*Problem to work on:*
Copy out, unchanged, the part of the records that runs from their start through the line containing "48, 749, 136]", including that line.

::: Exercise data

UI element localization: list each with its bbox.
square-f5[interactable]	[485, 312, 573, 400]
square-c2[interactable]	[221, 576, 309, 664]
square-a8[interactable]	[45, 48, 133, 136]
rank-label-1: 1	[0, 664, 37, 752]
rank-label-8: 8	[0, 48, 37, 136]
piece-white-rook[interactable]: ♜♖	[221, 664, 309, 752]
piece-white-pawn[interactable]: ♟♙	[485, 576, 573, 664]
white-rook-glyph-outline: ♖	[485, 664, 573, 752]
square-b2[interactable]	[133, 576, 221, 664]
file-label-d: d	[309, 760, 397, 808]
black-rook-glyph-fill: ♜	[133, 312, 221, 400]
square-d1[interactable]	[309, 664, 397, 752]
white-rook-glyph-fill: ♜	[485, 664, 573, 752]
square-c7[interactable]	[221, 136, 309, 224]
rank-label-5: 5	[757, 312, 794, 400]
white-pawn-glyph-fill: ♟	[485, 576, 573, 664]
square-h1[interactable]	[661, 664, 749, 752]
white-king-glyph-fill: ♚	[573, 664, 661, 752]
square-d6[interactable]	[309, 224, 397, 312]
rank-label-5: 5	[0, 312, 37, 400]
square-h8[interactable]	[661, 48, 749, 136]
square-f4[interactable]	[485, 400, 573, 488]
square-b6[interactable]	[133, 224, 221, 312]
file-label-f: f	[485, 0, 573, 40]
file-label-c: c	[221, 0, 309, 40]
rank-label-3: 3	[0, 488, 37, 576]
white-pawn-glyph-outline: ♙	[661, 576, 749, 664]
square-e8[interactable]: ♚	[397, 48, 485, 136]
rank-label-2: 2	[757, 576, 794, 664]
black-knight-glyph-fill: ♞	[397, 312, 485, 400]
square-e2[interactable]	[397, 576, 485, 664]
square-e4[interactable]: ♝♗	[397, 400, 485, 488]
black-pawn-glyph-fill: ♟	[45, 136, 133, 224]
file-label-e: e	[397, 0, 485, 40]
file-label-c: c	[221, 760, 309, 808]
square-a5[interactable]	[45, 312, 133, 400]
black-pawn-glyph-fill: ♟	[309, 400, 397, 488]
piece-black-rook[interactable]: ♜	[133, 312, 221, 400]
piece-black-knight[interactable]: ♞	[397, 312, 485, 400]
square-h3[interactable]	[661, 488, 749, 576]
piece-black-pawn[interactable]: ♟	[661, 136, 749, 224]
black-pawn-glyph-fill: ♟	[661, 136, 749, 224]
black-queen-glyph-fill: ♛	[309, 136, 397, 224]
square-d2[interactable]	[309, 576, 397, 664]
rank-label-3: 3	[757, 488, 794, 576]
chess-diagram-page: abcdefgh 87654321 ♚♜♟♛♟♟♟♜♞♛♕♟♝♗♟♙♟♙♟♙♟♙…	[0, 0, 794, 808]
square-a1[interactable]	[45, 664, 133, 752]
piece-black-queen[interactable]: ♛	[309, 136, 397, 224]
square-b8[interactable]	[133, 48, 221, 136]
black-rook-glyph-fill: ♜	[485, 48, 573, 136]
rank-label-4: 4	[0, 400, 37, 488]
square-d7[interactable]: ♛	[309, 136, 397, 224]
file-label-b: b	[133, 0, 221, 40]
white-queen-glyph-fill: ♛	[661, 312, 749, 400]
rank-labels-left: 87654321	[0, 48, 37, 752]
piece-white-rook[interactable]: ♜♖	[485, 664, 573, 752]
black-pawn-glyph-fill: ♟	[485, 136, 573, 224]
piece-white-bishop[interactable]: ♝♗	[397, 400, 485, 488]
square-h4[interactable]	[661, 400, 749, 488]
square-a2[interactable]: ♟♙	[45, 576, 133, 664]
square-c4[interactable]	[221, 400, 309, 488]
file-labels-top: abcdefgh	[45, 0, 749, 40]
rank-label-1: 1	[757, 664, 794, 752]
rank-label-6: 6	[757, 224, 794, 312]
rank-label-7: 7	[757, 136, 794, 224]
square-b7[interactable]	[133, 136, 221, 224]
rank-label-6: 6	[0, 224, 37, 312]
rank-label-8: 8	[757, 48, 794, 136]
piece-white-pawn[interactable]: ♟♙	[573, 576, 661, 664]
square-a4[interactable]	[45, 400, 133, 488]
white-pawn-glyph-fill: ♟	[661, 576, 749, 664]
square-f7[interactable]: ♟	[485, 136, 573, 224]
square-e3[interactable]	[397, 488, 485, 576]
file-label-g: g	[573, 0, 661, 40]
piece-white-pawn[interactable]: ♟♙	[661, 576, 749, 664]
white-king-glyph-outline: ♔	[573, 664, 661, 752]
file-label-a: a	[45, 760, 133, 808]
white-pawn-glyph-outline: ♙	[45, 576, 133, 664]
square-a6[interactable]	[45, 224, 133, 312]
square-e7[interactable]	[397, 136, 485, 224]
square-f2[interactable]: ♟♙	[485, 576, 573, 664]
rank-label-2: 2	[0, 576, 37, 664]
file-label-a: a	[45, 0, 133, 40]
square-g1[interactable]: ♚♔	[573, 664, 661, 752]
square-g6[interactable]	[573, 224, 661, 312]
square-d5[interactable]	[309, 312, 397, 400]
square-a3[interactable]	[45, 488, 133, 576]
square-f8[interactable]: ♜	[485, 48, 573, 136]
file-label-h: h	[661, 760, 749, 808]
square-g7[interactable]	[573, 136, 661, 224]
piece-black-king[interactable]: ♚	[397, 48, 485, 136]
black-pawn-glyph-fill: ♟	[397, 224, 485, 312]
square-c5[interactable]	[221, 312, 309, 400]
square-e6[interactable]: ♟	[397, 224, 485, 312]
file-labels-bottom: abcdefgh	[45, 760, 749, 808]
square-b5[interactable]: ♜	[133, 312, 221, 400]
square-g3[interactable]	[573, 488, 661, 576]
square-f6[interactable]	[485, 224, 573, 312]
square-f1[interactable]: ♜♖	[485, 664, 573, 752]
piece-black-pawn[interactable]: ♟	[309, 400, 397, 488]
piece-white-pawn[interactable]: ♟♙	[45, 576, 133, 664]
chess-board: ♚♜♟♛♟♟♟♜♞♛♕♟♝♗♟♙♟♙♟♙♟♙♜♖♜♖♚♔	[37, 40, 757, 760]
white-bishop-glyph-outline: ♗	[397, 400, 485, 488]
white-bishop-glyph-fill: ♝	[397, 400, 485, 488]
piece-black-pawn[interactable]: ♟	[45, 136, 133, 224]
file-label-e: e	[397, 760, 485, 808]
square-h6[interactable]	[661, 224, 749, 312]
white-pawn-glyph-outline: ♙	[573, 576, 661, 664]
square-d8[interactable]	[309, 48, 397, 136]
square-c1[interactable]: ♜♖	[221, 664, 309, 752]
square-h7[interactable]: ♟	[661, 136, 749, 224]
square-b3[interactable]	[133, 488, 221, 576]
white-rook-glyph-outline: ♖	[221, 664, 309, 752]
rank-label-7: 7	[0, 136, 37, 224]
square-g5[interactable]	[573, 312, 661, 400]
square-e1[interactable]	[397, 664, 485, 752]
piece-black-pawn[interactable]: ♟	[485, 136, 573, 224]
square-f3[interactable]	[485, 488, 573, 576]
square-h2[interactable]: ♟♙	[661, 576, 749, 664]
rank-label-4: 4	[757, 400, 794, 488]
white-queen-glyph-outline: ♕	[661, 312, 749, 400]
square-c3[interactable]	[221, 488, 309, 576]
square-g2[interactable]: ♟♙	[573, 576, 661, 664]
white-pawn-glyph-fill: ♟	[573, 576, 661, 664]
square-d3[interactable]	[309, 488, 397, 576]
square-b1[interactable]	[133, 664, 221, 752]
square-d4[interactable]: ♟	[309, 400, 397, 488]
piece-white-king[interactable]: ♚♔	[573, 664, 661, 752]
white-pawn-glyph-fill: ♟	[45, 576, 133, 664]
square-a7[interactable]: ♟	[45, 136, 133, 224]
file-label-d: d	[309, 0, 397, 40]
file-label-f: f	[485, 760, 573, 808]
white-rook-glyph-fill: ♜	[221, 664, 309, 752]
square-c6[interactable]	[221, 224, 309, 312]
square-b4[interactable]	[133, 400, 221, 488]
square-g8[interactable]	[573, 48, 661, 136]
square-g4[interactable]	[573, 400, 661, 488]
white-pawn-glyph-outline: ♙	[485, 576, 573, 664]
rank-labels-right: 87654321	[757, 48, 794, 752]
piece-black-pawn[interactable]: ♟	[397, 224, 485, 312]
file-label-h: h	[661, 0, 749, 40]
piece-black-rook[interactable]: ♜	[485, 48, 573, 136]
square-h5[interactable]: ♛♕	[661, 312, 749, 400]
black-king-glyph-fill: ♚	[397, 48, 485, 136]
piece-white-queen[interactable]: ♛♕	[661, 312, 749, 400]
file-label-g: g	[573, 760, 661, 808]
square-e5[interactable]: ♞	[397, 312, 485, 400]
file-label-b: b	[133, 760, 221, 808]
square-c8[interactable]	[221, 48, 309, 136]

::::::

*Reply:*
UI element localization: list each with its bbox.
square-f5[interactable]	[485, 312, 573, 400]
square-c2[interactable]	[221, 576, 309, 664]
square-a8[interactable]	[45, 48, 133, 136]
rank-label-1: 1	[0, 664, 37, 752]
rank-label-8: 8	[0, 48, 37, 136]
piece-white-rook[interactable]: ♜♖	[221, 664, 309, 752]
piece-white-pawn[interactable]: ♟♙	[485, 576, 573, 664]
white-rook-glyph-outline: ♖	[485, 664, 573, 752]
square-b2[interactable]	[133, 576, 221, 664]
file-label-d: d	[309, 760, 397, 808]
black-rook-glyph-fill: ♜	[133, 312, 221, 400]
square-d1[interactable]	[309, 664, 397, 752]
white-rook-glyph-fill: ♜	[485, 664, 573, 752]
square-c7[interactable]	[221, 136, 309, 224]
rank-label-5: 5	[757, 312, 794, 400]
white-pawn-glyph-fill: ♟	[485, 576, 573, 664]
square-h1[interactable]	[661, 664, 749, 752]
white-king-glyph-fill: ♚	[573, 664, 661, 752]
square-d6[interactable]	[309, 224, 397, 312]
rank-label-5: 5	[0, 312, 37, 400]
square-h8[interactable]	[661, 48, 749, 136]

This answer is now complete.